» Required task
Below are entries; tally how many lines hold the string "current" and answer with only that figure.

[Records contained in a dataset]
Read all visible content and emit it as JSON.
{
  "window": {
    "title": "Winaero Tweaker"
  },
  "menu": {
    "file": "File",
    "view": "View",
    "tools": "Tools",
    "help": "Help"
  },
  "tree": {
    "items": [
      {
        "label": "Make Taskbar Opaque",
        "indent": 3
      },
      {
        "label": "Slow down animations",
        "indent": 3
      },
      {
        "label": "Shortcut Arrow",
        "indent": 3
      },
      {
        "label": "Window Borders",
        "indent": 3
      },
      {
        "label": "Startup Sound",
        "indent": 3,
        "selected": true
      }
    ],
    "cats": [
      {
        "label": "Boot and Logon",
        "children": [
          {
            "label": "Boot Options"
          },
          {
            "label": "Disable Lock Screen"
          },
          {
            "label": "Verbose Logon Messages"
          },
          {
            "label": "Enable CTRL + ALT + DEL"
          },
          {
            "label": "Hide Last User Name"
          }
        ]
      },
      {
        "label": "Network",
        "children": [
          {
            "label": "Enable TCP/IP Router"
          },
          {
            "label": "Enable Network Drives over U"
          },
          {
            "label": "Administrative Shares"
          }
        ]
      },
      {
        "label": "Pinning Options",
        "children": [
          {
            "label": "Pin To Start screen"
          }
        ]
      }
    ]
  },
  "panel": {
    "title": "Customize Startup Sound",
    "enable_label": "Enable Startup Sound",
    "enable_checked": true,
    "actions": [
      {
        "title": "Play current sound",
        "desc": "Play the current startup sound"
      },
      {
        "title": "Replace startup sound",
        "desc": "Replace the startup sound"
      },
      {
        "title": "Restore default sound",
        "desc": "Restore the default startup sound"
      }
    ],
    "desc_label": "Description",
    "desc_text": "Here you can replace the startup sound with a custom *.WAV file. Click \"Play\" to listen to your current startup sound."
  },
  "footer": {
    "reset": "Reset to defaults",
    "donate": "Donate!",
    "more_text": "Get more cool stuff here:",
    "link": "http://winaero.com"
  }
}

» Correct response
3